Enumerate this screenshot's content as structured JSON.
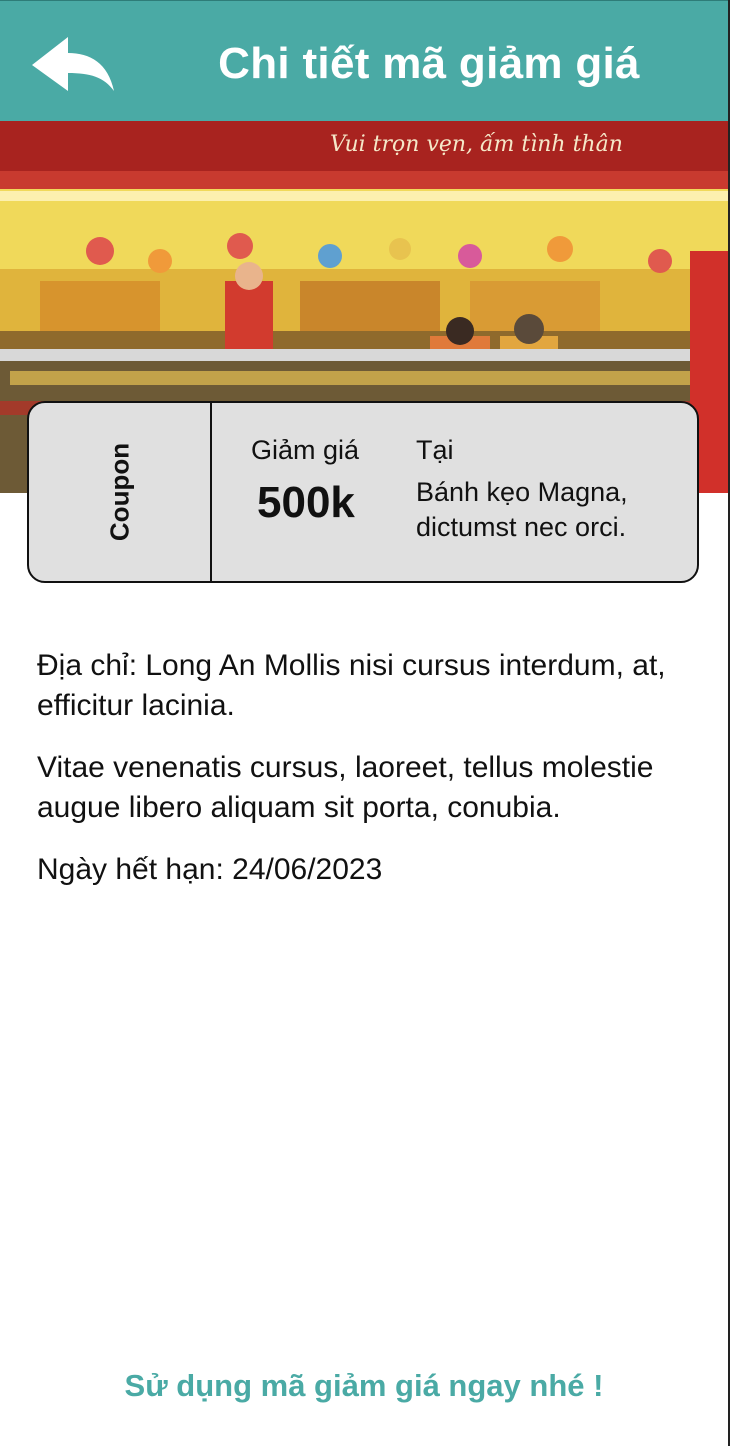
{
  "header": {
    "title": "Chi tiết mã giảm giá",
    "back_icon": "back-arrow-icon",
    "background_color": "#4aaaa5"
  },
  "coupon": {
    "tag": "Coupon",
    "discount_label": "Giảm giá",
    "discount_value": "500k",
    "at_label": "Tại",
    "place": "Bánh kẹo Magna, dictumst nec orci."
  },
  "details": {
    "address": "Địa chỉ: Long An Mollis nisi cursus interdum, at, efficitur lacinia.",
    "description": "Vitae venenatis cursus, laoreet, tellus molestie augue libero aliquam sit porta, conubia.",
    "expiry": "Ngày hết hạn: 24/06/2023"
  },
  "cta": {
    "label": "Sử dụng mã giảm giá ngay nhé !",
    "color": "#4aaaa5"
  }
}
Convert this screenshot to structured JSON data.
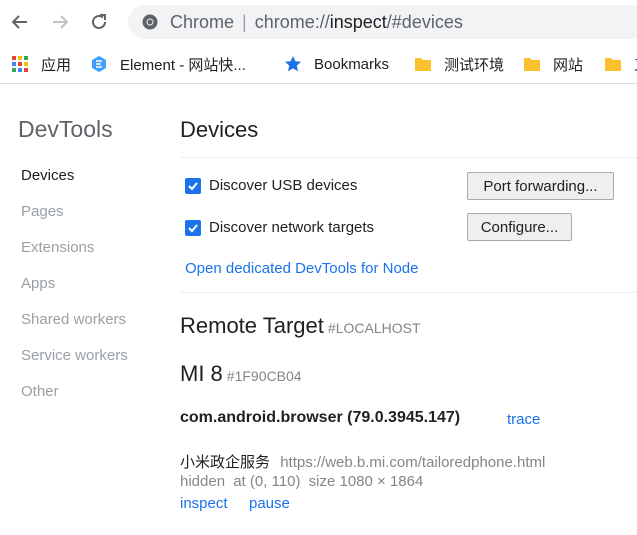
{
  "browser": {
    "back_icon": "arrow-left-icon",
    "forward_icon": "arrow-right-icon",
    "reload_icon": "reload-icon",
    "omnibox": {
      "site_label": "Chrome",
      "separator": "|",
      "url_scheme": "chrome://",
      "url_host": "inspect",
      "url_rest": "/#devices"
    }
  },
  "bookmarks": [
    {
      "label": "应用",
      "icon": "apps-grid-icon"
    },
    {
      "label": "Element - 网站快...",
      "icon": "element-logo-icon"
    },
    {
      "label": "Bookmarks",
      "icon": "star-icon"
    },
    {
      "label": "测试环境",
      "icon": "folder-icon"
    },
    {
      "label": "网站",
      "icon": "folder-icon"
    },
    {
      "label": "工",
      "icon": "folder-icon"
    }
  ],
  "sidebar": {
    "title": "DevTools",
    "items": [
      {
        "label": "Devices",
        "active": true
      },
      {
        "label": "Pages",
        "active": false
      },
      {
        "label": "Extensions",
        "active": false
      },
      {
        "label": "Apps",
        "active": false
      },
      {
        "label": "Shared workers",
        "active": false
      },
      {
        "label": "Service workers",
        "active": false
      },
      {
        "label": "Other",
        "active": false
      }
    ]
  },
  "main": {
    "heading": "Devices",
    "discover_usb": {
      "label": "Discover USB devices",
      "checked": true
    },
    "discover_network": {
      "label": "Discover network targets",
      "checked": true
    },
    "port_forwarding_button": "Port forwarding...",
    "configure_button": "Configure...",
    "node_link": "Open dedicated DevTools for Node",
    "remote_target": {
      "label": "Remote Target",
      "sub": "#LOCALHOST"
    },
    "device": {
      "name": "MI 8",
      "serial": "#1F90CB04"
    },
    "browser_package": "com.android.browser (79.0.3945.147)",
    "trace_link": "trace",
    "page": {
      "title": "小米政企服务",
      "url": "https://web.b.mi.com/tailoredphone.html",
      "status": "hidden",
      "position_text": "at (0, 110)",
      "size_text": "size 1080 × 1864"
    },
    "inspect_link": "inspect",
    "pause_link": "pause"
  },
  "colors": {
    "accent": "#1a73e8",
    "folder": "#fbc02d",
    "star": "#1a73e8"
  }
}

What you will do: From start to finish, output the listing exactly, but omit its pictures.

Solution:
Enumerate this screenshot's content as structured JSON.
{
  "header": {
    "title": "Chi tiết mã giảm giá",
    "back_icon": "back-arrow-icon",
    "background_color": "#4aaaa5"
  },
  "coupon": {
    "tag": "Coupon",
    "discount_label": "Giảm giá",
    "discount_value": "500k",
    "at_label": "Tại",
    "place": "Bánh kẹo Magna, dictumst nec orci."
  },
  "details": {
    "address": "Địa chỉ: Long An Mollis nisi cursus interdum, at, efficitur lacinia.",
    "description": "Vitae venenatis cursus, laoreet, tellus molestie augue libero aliquam sit porta, conubia.",
    "expiry": "Ngày hết hạn: 24/06/2023"
  },
  "cta": {
    "label": "Sử dụng mã giảm giá ngay nhé !",
    "color": "#4aaaa5"
  }
}
Convert this screenshot to structured JSON data.
{
  "browser": {
    "back_icon": "arrow-left-icon",
    "forward_icon": "arrow-right-icon",
    "reload_icon": "reload-icon",
    "omnibox": {
      "site_label": "Chrome",
      "separator": "|",
      "url_scheme": "chrome://",
      "url_host": "inspect",
      "url_rest": "/#devices"
    }
  },
  "bookmarks": [
    {
      "label": "应用",
      "icon": "apps-grid-icon"
    },
    {
      "label": "Element - 网站快...",
      "icon": "element-logo-icon"
    },
    {
      "label": "Bookmarks",
      "icon": "star-icon"
    },
    {
      "label": "测试环境",
      "icon": "folder-icon"
    },
    {
      "label": "网站",
      "icon": "folder-icon"
    },
    {
      "label": "工",
      "icon": "folder-icon"
    }
  ],
  "sidebar": {
    "title": "DevTools",
    "items": [
      {
        "label": "Devices",
        "active": true
      },
      {
        "label": "Pages",
        "active": false
      },
      {
        "label": "Extensions",
        "active": false
      },
      {
        "label": "Apps",
        "active": false
      },
      {
        "label": "Shared workers",
        "active": false
      },
      {
        "label": "Service workers",
        "active": false
      },
      {
        "label": "Other",
        "active": false
      }
    ]
  },
  "main": {
    "heading": "Devices",
    "discover_usb": {
      "label": "Discover USB devices",
      "checked": true
    },
    "discover_network": {
      "label": "Discover network targets",
      "checked": true
    },
    "port_forwarding_button": "Port forwarding...",
    "configure_button": "Configure...",
    "node_link": "Open dedicated DevTools for Node",
    "remote_target": {
      "label": "Remote Target",
      "sub": "#LOCALHOST"
    },
    "device": {
      "name": "MI 8",
      "serial": "#1F90CB04"
    },
    "browser_package": "com.android.browser (79.0.3945.147)",
    "trace_link": "trace",
    "page": {
      "title": "小米政企服务",
      "url": "https://web.b.mi.com/tailoredphone.html",
      "status": "hidden",
      "position_text": "at (0, 110)",
      "size_text": "size 1080 × 1864"
    },
    "inspect_link": "inspect",
    "pause_link": "pause"
  },
  "colors": {
    "accent": "#1a73e8",
    "folder": "#fbc02d",
    "star": "#1a73e8"
  }
}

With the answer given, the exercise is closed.